TASK INSTRUCTIONS> Look through the listing below, and wherever a line has the string "positieve", copy it.

DATA UNDER STUDY>
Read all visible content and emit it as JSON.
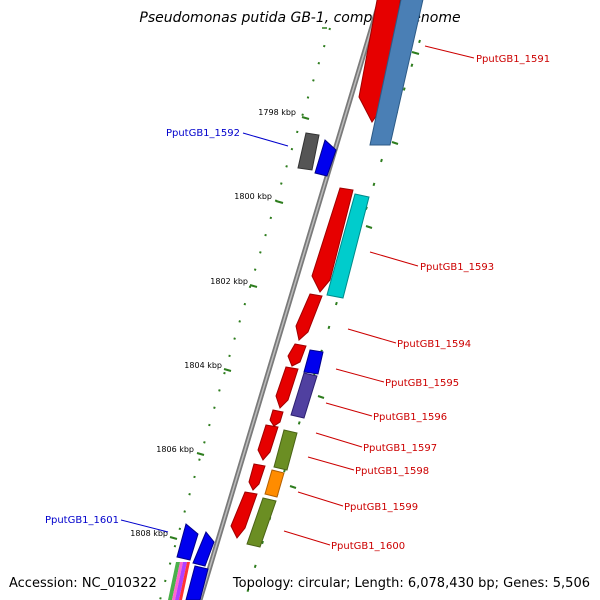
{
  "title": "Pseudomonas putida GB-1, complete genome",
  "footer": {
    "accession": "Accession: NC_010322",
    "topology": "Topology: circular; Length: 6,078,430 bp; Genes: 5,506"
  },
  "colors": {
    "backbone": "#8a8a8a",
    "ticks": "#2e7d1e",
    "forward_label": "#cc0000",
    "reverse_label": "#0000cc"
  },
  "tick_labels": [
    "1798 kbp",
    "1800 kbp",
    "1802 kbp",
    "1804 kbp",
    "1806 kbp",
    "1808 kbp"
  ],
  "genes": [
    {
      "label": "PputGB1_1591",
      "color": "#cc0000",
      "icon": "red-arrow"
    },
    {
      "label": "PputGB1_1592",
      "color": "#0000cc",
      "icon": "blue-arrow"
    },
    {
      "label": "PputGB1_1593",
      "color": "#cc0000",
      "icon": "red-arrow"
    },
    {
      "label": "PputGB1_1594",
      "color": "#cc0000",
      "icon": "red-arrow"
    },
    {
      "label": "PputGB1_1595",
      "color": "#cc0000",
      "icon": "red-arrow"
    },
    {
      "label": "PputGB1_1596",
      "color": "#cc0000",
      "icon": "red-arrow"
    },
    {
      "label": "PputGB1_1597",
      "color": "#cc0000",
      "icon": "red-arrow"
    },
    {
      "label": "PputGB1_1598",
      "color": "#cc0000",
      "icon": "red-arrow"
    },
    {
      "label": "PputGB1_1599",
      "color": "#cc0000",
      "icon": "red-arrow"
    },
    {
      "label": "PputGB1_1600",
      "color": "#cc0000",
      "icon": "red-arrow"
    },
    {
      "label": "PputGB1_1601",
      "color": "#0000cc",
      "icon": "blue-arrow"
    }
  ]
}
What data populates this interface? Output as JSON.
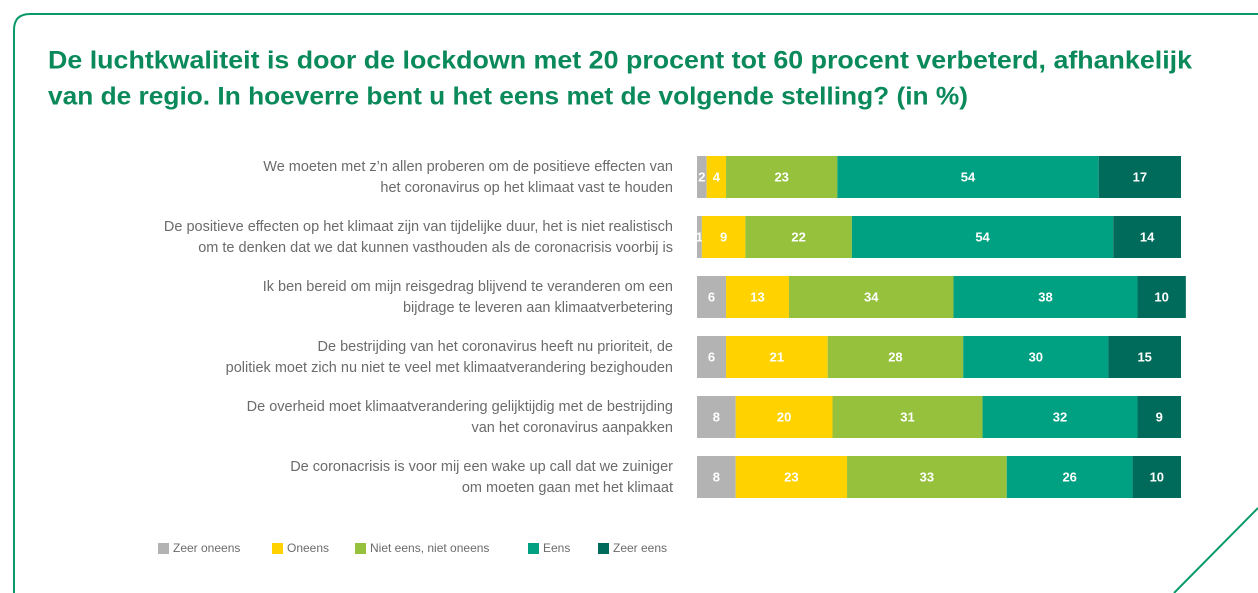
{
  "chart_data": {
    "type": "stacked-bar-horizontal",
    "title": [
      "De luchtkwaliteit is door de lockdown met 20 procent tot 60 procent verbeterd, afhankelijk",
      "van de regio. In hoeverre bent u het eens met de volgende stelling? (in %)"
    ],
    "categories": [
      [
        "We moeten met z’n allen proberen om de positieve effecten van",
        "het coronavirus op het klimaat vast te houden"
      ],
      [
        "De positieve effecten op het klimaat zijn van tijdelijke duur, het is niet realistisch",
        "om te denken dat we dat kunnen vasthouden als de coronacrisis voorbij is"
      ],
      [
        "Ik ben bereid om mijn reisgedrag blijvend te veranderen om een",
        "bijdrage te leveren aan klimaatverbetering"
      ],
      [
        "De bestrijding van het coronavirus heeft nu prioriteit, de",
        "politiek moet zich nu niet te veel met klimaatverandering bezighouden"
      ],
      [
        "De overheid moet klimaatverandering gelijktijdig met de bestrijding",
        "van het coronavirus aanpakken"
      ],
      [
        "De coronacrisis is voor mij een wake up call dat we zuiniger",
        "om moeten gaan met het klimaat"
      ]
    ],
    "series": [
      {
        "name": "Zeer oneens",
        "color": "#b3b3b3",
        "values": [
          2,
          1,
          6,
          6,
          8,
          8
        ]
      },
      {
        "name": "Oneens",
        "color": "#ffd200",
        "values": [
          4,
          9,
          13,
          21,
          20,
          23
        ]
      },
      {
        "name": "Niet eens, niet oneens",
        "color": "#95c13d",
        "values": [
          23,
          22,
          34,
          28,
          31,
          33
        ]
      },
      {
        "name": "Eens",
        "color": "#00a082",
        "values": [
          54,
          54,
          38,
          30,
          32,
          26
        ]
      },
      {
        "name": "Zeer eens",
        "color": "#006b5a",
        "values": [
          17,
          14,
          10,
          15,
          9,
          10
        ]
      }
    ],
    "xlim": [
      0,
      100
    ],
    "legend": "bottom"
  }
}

ANSWER BELOW>
        "We moeten met z’n allen proberen om de positieve effecten van",
        "De positieve effecten op het klimaat zijn van tijdelijke duur, het is niet realistisch",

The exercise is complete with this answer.